→ **GIVEN REQUEST**: Write out each line exactly as given. Leave the pictures out of your copy.

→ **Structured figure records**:
——

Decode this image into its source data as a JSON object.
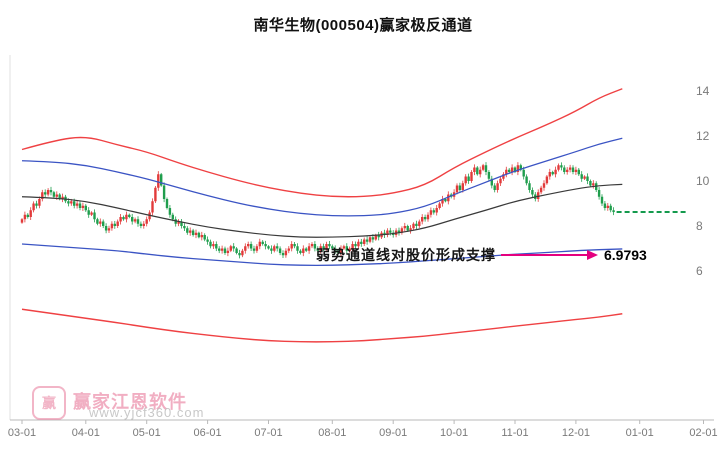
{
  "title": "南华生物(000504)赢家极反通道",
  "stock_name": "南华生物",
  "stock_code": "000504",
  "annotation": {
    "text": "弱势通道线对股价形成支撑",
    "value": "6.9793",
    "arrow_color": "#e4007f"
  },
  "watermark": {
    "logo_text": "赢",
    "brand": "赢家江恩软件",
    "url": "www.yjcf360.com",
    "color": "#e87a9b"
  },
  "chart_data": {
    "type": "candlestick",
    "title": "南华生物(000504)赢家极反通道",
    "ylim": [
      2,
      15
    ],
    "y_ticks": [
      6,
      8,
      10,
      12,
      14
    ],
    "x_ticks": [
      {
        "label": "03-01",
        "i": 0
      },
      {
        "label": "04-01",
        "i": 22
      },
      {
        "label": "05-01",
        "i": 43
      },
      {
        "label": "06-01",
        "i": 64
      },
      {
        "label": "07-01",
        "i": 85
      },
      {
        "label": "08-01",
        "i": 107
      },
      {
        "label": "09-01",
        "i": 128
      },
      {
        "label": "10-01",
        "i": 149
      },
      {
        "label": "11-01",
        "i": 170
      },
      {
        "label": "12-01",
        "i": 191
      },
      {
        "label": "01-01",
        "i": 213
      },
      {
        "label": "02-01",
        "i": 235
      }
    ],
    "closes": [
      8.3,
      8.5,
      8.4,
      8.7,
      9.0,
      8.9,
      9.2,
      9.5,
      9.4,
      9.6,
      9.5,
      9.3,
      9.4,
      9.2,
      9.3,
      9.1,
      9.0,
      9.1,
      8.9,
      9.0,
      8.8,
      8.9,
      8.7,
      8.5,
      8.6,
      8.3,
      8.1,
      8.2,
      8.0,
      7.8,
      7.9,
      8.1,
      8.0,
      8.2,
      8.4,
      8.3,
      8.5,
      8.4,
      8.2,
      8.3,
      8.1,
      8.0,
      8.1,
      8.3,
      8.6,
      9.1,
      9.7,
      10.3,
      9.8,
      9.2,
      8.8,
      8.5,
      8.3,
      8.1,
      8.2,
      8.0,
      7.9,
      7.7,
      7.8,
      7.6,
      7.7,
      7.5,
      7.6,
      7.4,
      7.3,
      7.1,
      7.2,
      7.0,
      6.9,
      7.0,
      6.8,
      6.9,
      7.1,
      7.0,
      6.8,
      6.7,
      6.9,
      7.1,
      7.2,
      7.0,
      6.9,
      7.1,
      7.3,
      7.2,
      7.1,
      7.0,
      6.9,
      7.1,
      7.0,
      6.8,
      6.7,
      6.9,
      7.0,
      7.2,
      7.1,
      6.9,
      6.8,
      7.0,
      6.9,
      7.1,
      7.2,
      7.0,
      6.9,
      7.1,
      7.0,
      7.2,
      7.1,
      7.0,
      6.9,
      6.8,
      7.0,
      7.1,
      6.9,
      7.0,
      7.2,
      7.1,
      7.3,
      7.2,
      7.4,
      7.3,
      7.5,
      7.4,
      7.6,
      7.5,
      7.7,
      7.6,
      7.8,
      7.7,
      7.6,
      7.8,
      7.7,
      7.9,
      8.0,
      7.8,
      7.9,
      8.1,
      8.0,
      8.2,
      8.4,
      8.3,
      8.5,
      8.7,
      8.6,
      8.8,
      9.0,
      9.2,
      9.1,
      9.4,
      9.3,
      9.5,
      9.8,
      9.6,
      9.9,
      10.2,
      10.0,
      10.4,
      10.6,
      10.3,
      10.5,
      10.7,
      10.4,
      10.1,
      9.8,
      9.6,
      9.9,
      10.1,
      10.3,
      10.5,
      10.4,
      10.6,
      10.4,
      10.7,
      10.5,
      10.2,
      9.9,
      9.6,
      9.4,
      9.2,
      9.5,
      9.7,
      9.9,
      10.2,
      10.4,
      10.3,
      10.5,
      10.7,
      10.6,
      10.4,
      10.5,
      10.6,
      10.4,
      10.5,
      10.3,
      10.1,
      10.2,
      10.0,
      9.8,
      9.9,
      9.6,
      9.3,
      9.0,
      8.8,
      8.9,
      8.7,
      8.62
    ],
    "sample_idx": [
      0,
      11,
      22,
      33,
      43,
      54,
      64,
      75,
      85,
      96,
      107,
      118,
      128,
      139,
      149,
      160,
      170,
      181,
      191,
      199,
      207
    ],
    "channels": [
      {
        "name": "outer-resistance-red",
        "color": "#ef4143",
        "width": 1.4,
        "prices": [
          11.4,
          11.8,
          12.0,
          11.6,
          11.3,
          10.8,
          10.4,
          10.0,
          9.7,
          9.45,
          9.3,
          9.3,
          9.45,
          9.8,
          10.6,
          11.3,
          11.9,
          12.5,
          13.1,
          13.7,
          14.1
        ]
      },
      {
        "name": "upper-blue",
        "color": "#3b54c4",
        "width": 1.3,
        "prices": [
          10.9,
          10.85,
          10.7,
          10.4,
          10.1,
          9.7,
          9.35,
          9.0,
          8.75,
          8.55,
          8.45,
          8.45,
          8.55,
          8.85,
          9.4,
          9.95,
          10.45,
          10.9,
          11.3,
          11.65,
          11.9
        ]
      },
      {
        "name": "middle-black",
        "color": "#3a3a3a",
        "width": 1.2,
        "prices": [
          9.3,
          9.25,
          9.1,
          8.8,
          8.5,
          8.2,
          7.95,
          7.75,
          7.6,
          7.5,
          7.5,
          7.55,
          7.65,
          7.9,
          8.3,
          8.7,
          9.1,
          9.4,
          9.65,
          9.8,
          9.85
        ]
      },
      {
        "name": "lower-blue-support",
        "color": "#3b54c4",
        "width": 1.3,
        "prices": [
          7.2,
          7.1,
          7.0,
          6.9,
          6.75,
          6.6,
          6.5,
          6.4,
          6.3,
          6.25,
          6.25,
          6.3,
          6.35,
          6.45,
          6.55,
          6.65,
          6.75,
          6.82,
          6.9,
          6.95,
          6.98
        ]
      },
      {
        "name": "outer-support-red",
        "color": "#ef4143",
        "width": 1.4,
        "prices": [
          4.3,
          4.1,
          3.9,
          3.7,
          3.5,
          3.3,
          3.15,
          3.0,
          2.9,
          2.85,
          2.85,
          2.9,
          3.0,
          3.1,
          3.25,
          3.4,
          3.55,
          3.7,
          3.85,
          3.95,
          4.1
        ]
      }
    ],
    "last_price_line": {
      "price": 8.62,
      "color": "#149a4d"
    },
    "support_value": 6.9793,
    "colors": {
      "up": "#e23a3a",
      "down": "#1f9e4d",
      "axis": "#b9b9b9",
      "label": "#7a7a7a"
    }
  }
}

——

→ **ANSWER TO THIS EXERCISE**:
Decode this image into its source data as a JSON object.
{
  "title": "南华生物(000504)赢家极反通道",
  "stock_name": "南华生物",
  "stock_code": "000504",
  "annotation": {
    "text": "弱势通道线对股价形成支撑",
    "value": "6.9793",
    "arrow_color": "#e4007f"
  },
  "watermark": {
    "logo_text": "赢",
    "brand": "赢家江恩软件",
    "url": "www.yjcf360.com",
    "color": "#e87a9b"
  },
  "chart_data": {
    "type": "candlestick",
    "title": "南华生物(000504)赢家极反通道",
    "ylim": [
      2,
      15
    ],
    "y_ticks": [
      6,
      8,
      10,
      12,
      14
    ],
    "x_ticks": [
      {
        "label": "03-01",
        "i": 0
      },
      {
        "label": "04-01",
        "i": 22
      },
      {
        "label": "05-01",
        "i": 43
      },
      {
        "label": "06-01",
        "i": 64
      },
      {
        "label": "07-01",
        "i": 85
      },
      {
        "label": "08-01",
        "i": 107
      },
      {
        "label": "09-01",
        "i": 128
      },
      {
        "label": "10-01",
        "i": 149
      },
      {
        "label": "11-01",
        "i": 170
      },
      {
        "label": "12-01",
        "i": 191
      },
      {
        "label": "01-01",
        "i": 213
      },
      {
        "label": "02-01",
        "i": 235
      }
    ],
    "closes": [
      8.3,
      8.5,
      8.4,
      8.7,
      9.0,
      8.9,
      9.2,
      9.5,
      9.4,
      9.6,
      9.5,
      9.3,
      9.4,
      9.2,
      9.3,
      9.1,
      9.0,
      9.1,
      8.9,
      9.0,
      8.8,
      8.9,
      8.7,
      8.5,
      8.6,
      8.3,
      8.1,
      8.2,
      8.0,
      7.8,
      7.9,
      8.1,
      8.0,
      8.2,
      8.4,
      8.3,
      8.5,
      8.4,
      8.2,
      8.3,
      8.1,
      8.0,
      8.1,
      8.3,
      8.6,
      9.1,
      9.7,
      10.3,
      9.8,
      9.2,
      8.8,
      8.5,
      8.3,
      8.1,
      8.2,
      8.0,
      7.9,
      7.7,
      7.8,
      7.6,
      7.7,
      7.5,
      7.6,
      7.4,
      7.3,
      7.1,
      7.2,
      7.0,
      6.9,
      7.0,
      6.8,
      6.9,
      7.1,
      7.0,
      6.8,
      6.7,
      6.9,
      7.1,
      7.2,
      7.0,
      6.9,
      7.1,
      7.3,
      7.2,
      7.1,
      7.0,
      6.9,
      7.1,
      7.0,
      6.8,
      6.7,
      6.9,
      7.0,
      7.2,
      7.1,
      6.9,
      6.8,
      7.0,
      6.9,
      7.1,
      7.2,
      7.0,
      6.9,
      7.1,
      7.0,
      7.2,
      7.1,
      7.0,
      6.9,
      6.8,
      7.0,
      7.1,
      6.9,
      7.0,
      7.2,
      7.1,
      7.3,
      7.2,
      7.4,
      7.3,
      7.5,
      7.4,
      7.6,
      7.5,
      7.7,
      7.6,
      7.8,
      7.7,
      7.6,
      7.8,
      7.7,
      7.9,
      8.0,
      7.8,
      7.9,
      8.1,
      8.0,
      8.2,
      8.4,
      8.3,
      8.5,
      8.7,
      8.6,
      8.8,
      9.0,
      9.2,
      9.1,
      9.4,
      9.3,
      9.5,
      9.8,
      9.6,
      9.9,
      10.2,
      10.0,
      10.4,
      10.6,
      10.3,
      10.5,
      10.7,
      10.4,
      10.1,
      9.8,
      9.6,
      9.9,
      10.1,
      10.3,
      10.5,
      10.4,
      10.6,
      10.4,
      10.7,
      10.5,
      10.2,
      9.9,
      9.6,
      9.4,
      9.2,
      9.5,
      9.7,
      9.9,
      10.2,
      10.4,
      10.3,
      10.5,
      10.7,
      10.6,
      10.4,
      10.5,
      10.6,
      10.4,
      10.5,
      10.3,
      10.1,
      10.2,
      10.0,
      9.8,
      9.9,
      9.6,
      9.3,
      9.0,
      8.8,
      8.9,
      8.7,
      8.62
    ],
    "sample_idx": [
      0,
      11,
      22,
      33,
      43,
      54,
      64,
      75,
      85,
      96,
      107,
      118,
      128,
      139,
      149,
      160,
      170,
      181,
      191,
      199,
      207
    ],
    "channels": [
      {
        "name": "outer-resistance-red",
        "color": "#ef4143",
        "width": 1.4,
        "prices": [
          11.4,
          11.8,
          12.0,
          11.6,
          11.3,
          10.8,
          10.4,
          10.0,
          9.7,
          9.45,
          9.3,
          9.3,
          9.45,
          9.8,
          10.6,
          11.3,
          11.9,
          12.5,
          13.1,
          13.7,
          14.1
        ]
      },
      {
        "name": "upper-blue",
        "color": "#3b54c4",
        "width": 1.3,
        "prices": [
          10.9,
          10.85,
          10.7,
          10.4,
          10.1,
          9.7,
          9.35,
          9.0,
          8.75,
          8.55,
          8.45,
          8.45,
          8.55,
          8.85,
          9.4,
          9.95,
          10.45,
          10.9,
          11.3,
          11.65,
          11.9
        ]
      },
      {
        "name": "middle-black",
        "color": "#3a3a3a",
        "width": 1.2,
        "prices": [
          9.3,
          9.25,
          9.1,
          8.8,
          8.5,
          8.2,
          7.95,
          7.75,
          7.6,
          7.5,
          7.5,
          7.55,
          7.65,
          7.9,
          8.3,
          8.7,
          9.1,
          9.4,
          9.65,
          9.8,
          9.85
        ]
      },
      {
        "name": "lower-blue-support",
        "color": "#3b54c4",
        "width": 1.3,
        "prices": [
          7.2,
          7.1,
          7.0,
          6.9,
          6.75,
          6.6,
          6.5,
          6.4,
          6.3,
          6.25,
          6.25,
          6.3,
          6.35,
          6.45,
          6.55,
          6.65,
          6.75,
          6.82,
          6.9,
          6.95,
          6.98
        ]
      },
      {
        "name": "outer-support-red",
        "color": "#ef4143",
        "width": 1.4,
        "prices": [
          4.3,
          4.1,
          3.9,
          3.7,
          3.5,
          3.3,
          3.15,
          3.0,
          2.9,
          2.85,
          2.85,
          2.9,
          3.0,
          3.1,
          3.25,
          3.4,
          3.55,
          3.7,
          3.85,
          3.95,
          4.1
        ]
      }
    ],
    "last_price_line": {
      "price": 8.62,
      "color": "#149a4d"
    },
    "support_value": 6.9793,
    "colors": {
      "up": "#e23a3a",
      "down": "#1f9e4d",
      "axis": "#b9b9b9",
      "label": "#7a7a7a"
    }
  }
}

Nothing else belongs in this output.